━━━━━ Records shown ━━━━━

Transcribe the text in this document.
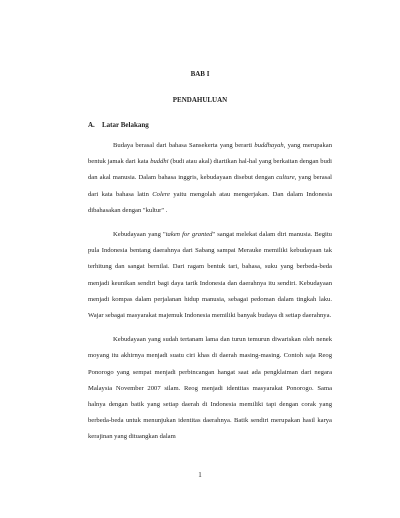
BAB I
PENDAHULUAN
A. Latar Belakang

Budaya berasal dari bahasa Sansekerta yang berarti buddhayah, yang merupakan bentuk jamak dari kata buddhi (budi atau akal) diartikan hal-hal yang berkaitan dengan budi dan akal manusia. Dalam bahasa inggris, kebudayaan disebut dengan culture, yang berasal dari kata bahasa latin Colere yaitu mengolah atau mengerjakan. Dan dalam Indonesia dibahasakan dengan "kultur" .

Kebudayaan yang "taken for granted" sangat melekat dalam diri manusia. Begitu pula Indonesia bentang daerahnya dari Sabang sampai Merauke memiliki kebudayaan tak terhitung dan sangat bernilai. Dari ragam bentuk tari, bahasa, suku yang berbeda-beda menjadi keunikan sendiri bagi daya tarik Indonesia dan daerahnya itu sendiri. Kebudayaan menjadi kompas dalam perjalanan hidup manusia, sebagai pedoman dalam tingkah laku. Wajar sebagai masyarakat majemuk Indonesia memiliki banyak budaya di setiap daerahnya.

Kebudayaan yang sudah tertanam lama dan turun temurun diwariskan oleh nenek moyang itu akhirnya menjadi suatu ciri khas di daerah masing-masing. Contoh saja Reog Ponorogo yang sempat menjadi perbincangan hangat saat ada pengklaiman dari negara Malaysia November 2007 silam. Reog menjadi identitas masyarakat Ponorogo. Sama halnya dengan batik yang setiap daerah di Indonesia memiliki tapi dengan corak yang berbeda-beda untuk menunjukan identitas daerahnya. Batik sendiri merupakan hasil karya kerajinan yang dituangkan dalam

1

━━━━━

(Problem description) Set the data above down again exactly as given, with no pictures.

(Complete answer)
Transcribe the text in this document.
BAB I
PENDAHULUAN
A. Latar Belakang

Budaya berasal dari bahasa Sansekerta yang berarti buddhayah, yang merupakan bentuk jamak dari kata buddhi (budi atau akal) diartikan hal-hal yang berkaitan dengan budi dan akal manusia. Dalam bahasa inggris, kebudayaan disebut dengan culture, yang berasal dari kata bahasa latin Colere yaitu mengolah atau mengerjakan. Dan dalam Indonesia dibahasakan dengan "kultur" .

Kebudayaan yang "taken for granted" sangat melekat dalam diri manusia. Begitu pula Indonesia bentang daerahnya dari Sabang sampai Merauke memiliki kebudayaan tak terhitung dan sangat bernilai. Dari ragam bentuk tari, bahasa, suku yang berbeda-beda menjadi keunikan sendiri bagi daya tarik Indonesia dan daerahnya itu sendiri. Kebudayaan menjadi kompas dalam perjalanan hidup manusia, sebagai pedoman dalam tingkah laku. Wajar sebagai masyarakat majemuk Indonesia memiliki banyak budaya di setiap daerahnya.

Kebudayaan yang sudah tertanam lama dan turun temurun diwariskan oleh nenek moyang itu akhirnya menjadi suatu ciri khas di daerah masing-masing. Contoh saja Reog Ponorogo yang sempat menjadi perbincangan hangat saat ada pengklaiman dari negara Malaysia November 2007 silam. Reog menjadi identitas masyarakat Ponorogo. Sama halnya dengan batik yang setiap daerah di Indonesia memiliki tapi dengan corak yang berbeda-beda untuk menunjukan identitas daerahnya. Batik sendiri merupakan hasil karya kerajinan yang dituangkan dalam

1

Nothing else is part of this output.